◆ What you should do
Give the data a second time, exactly and in full.

◆ Material for this task
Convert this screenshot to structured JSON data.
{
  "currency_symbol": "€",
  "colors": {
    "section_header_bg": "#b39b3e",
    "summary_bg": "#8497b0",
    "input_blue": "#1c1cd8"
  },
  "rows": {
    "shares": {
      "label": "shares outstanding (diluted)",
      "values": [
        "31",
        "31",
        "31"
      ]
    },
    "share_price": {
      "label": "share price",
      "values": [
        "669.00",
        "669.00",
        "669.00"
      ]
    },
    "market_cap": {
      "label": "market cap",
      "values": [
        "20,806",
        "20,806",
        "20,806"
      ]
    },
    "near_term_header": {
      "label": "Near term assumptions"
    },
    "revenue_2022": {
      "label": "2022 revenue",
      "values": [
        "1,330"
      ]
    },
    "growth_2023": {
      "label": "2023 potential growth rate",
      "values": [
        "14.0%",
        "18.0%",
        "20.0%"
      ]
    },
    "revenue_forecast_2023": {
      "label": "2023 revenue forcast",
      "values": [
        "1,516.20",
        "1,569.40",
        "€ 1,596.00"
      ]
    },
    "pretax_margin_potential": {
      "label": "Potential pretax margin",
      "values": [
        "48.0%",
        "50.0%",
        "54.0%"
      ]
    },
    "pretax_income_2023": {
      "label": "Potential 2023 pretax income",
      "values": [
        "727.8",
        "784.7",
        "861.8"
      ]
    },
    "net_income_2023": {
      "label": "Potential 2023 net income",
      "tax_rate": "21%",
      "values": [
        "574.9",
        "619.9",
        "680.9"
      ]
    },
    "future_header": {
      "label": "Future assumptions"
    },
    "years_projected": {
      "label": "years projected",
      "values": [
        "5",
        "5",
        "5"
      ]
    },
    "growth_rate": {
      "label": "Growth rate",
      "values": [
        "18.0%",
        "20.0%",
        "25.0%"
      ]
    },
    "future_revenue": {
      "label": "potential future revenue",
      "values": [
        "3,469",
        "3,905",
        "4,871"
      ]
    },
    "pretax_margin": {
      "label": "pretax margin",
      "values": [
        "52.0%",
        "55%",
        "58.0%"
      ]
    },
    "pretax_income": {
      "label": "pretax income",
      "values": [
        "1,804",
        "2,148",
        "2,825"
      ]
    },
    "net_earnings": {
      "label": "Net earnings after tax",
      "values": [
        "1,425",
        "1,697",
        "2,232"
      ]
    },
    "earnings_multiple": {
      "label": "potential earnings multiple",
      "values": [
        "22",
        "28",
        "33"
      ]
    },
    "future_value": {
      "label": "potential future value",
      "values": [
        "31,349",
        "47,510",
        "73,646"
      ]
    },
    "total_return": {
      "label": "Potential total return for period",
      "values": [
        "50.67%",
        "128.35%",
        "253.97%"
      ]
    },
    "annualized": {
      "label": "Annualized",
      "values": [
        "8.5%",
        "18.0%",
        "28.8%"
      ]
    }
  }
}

◆ Full response
Convert this screenshot to structured JSON data.
{
  "currency_symbol": "€",
  "colors": {
    "section_header_bg": "#b39b3e",
    "summary_bg": "#8497b0",
    "input_blue": "#1c1cd8"
  },
  "rows": {
    "shares": {
      "label": "shares outstanding (diluted)",
      "values": [
        "31",
        "31",
        "31"
      ]
    },
    "share_price": {
      "label": "share price",
      "values": [
        "669.00",
        "669.00",
        "669.00"
      ]
    },
    "market_cap": {
      "label": "market cap",
      "values": [
        "20,806",
        "20,806",
        "20,806"
      ]
    },
    "near_term_header": {
      "label": "Near term assumptions"
    },
    "revenue_2022": {
      "label": "2022 revenue",
      "values": [
        "1,330"
      ]
    },
    "growth_2023": {
      "label": "2023 potential growth rate",
      "values": [
        "14.0%",
        "18.0%",
        "20.0%"
      ]
    },
    "revenue_forecast_2023": {
      "label": "2023 revenue forcast",
      "values": [
        "1,516.20",
        "1,569.40",
        "€ 1,596.00"
      ]
    },
    "pretax_margin_potential": {
      "label": "Potential pretax margin",
      "values": [
        "48.0%",
        "50.0%",
        "54.0%"
      ]
    },
    "pretax_income_2023": {
      "label": "Potential 2023 pretax income",
      "values": [
        "727.8",
        "784.7",
        "861.8"
      ]
    },
    "net_income_2023": {
      "label": "Potential 2023 net income",
      "tax_rate": "21%",
      "values": [
        "574.9",
        "619.9",
        "680.9"
      ]
    },
    "future_header": {
      "label": "Future assumptions"
    },
    "years_projected": {
      "label": "years projected",
      "values": [
        "5",
        "5",
        "5"
      ]
    },
    "growth_rate": {
      "label": "Growth rate",
      "values": [
        "18.0%",
        "20.0%",
        "25.0%"
      ]
    },
    "future_revenue": {
      "label": "potential future revenue",
      "values": [
        "3,469",
        "3,905",
        "4,871"
      ]
    },
    "pretax_margin": {
      "label": "pretax margin",
      "values": [
        "52.0%",
        "55%",
        "58.0%"
      ]
    },
    "pretax_income": {
      "label": "pretax income",
      "values": [
        "1,804",
        "2,148",
        "2,825"
      ]
    },
    "net_earnings": {
      "label": "Net earnings after tax",
      "values": [
        "1,425",
        "1,697",
        "2,232"
      ]
    },
    "earnings_multiple": {
      "label": "potential earnings multiple",
      "values": [
        "22",
        "28",
        "33"
      ]
    },
    "future_value": {
      "label": "potential future value",
      "values": [
        "31,349",
        "47,510",
        "73,646"
      ]
    },
    "total_return": {
      "label": "Potential total return for period",
      "values": [
        "50.67%",
        "128.35%",
        "253.97%"
      ]
    },
    "annualized": {
      "label": "Annualized",
      "values": [
        "8.5%",
        "18.0%",
        "28.8%"
      ]
    }
  }
}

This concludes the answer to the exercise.